◆ To be done ◆
Every entry below should be repeated exactly; the pictures should not.

Data entries
-- Start --
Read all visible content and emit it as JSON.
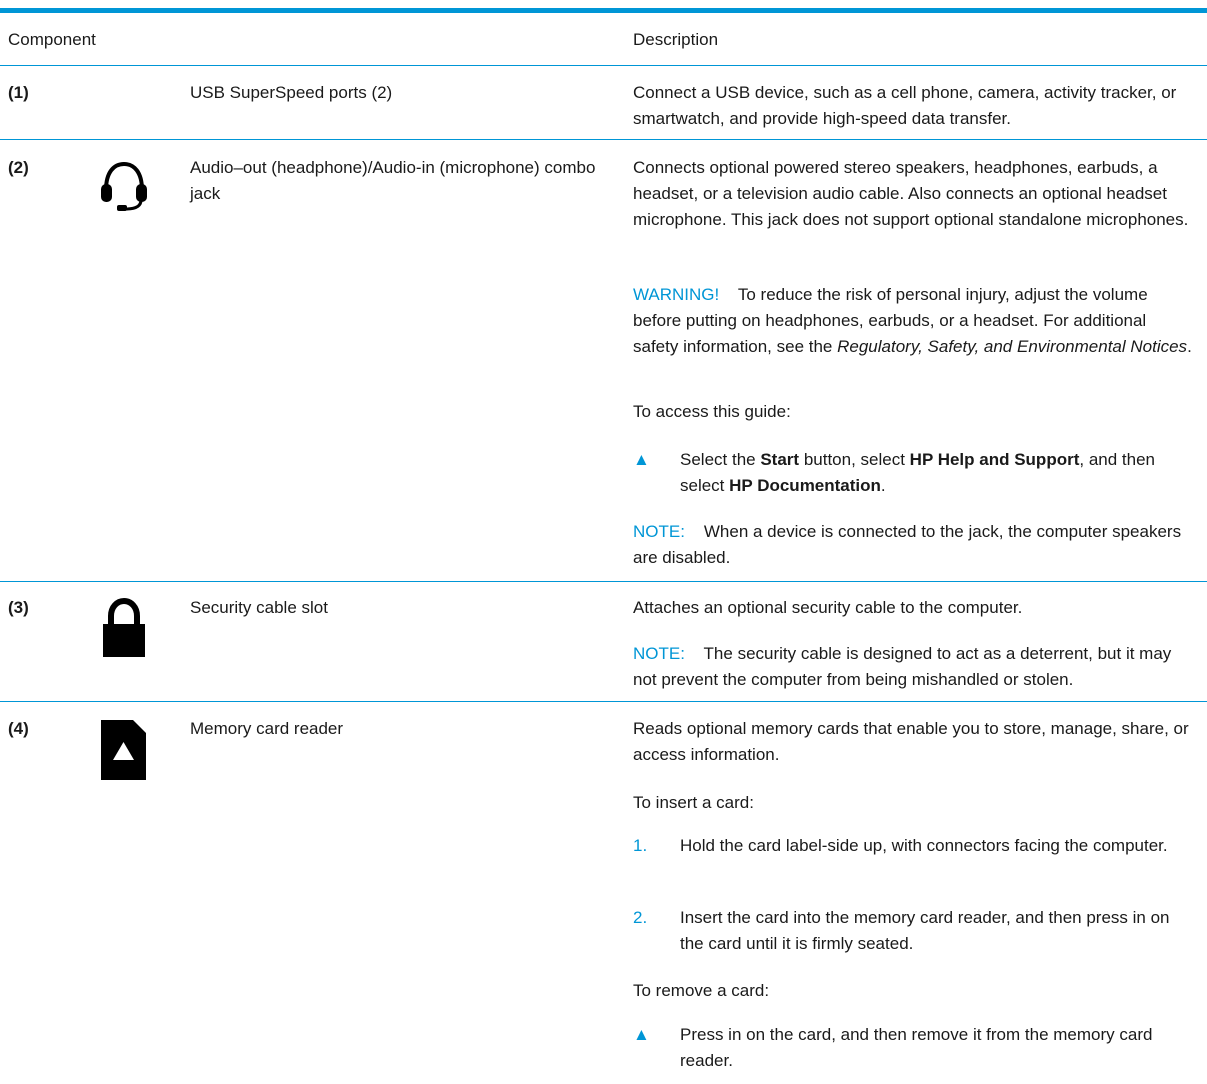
{
  "header": {
    "component": "Component",
    "description": "Description"
  },
  "rows": [
    {
      "number": "(1)",
      "icon": "",
      "name": "USB SuperSpeed ports (2)",
      "desc": "Connect a USB device, such as a cell phone, camera, activity tracker, or smartwatch, and provide high-speed data transfer."
    },
    {
      "number": "(2)",
      "icon": "headphone-icon",
      "name": "Audio–out (headphone)/Audio-in (microphone) combo jack",
      "desc": "Connects optional powered stereo speakers, headphones, earbuds, a headset, or a television audio cable. Also connects an optional headset microphone. This jack does not support optional standalone microphones.",
      "warning_label": "WARNING!",
      "warning_text": "To reduce the risk of personal injury, adjust the volume before putting on headphones, earbuds, or a headset. For additional safety information, see the",
      "warning_italic": "Regulatory, Safety, and Environmental Notices",
      "warning_end": ".",
      "access": "To access this guide:",
      "bullet_symbol": "▲",
      "bullet_pre": "Select the",
      "bullet_start": "Start",
      "bullet_mid": "button, select",
      "bullet_hp": "HP Help and Support",
      "bullet_and": ", and then select",
      "bullet_doc": "HP Documentation",
      "bullet_end": ".",
      "note_label": "NOTE:",
      "note_text": "When a device is connected to the jack, the computer speakers are disabled."
    },
    {
      "number": "(3)",
      "icon": "lock-icon",
      "name": "Security cable slot",
      "desc": "Attaches an optional security cable to the computer.",
      "note_label": "NOTE:",
      "note_text": "The security cable is designed to act as a deterrent, but it may not prevent the computer from being mishandled or stolen."
    },
    {
      "number": "(4)",
      "icon": "memory-card-icon",
      "name": "Memory card reader",
      "desc": "Reads optional memory cards that enable you to store, manage, share, or access information.",
      "insert_title": "To insert a card:",
      "step1_num": "1.",
      "step1": "Hold the card label-side up, with connectors facing the computer.",
      "step2_num": "2.",
      "step2": "Insert the card into the memory card reader, and then press in on the card until it is firmly seated.",
      "remove_title": "To remove a card:",
      "remove_symbol": "▲",
      "remove_text": "Press in on the card, and then remove it from the memory card reader."
    }
  ],
  "colors": {
    "accent": "#0096d6",
    "text": "#1a1a1a"
  }
}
-- End --
◆ Full answer ◆
Read all visible content and emit it as JSON.
{
  "header": {
    "component": "Component",
    "description": "Description"
  },
  "rows": [
    {
      "number": "(1)",
      "icon": "",
      "name": "USB SuperSpeed ports (2)",
      "desc": "Connect a USB device, such as a cell phone, camera, activity tracker, or smartwatch, and provide high-speed data transfer."
    },
    {
      "number": "(2)",
      "icon": "headphone-icon",
      "name": "Audio–out (headphone)/Audio-in (microphone) combo jack",
      "desc": "Connects optional powered stereo speakers, headphones, earbuds, a headset, or a television audio cable. Also connects an optional headset microphone. This jack does not support optional standalone microphones.",
      "warning_label": "WARNING!",
      "warning_text": "To reduce the risk of personal injury, adjust the volume before putting on headphones, earbuds, or a headset. For additional safety information, see the",
      "warning_italic": "Regulatory, Safety, and Environmental Notices",
      "warning_end": ".",
      "access": "To access this guide:",
      "bullet_symbol": "▲",
      "bullet_pre": "Select the",
      "bullet_start": "Start",
      "bullet_mid": "button, select",
      "bullet_hp": "HP Help and Support",
      "bullet_and": ", and then select",
      "bullet_doc": "HP Documentation",
      "bullet_end": ".",
      "note_label": "NOTE:",
      "note_text": "When a device is connected to the jack, the computer speakers are disabled."
    },
    {
      "number": "(3)",
      "icon": "lock-icon",
      "name": "Security cable slot",
      "desc": "Attaches an optional security cable to the computer.",
      "note_label": "NOTE:",
      "note_text": "The security cable is designed to act as a deterrent, but it may not prevent the computer from being mishandled or stolen."
    },
    {
      "number": "(4)",
      "icon": "memory-card-icon",
      "name": "Memory card reader",
      "desc": "Reads optional memory cards that enable you to store, manage, share, or access information.",
      "insert_title": "To insert a card:",
      "step1_num": "1.",
      "step1": "Hold the card label-side up, with connectors facing the computer.",
      "step2_num": "2.",
      "step2": "Insert the card into the memory card reader, and then press in on the card until it is firmly seated.",
      "remove_title": "To remove a card:",
      "remove_symbol": "▲",
      "remove_text": "Press in on the card, and then remove it from the memory card reader."
    }
  ],
  "colors": {
    "accent": "#0096d6",
    "text": "#1a1a1a"
  }
}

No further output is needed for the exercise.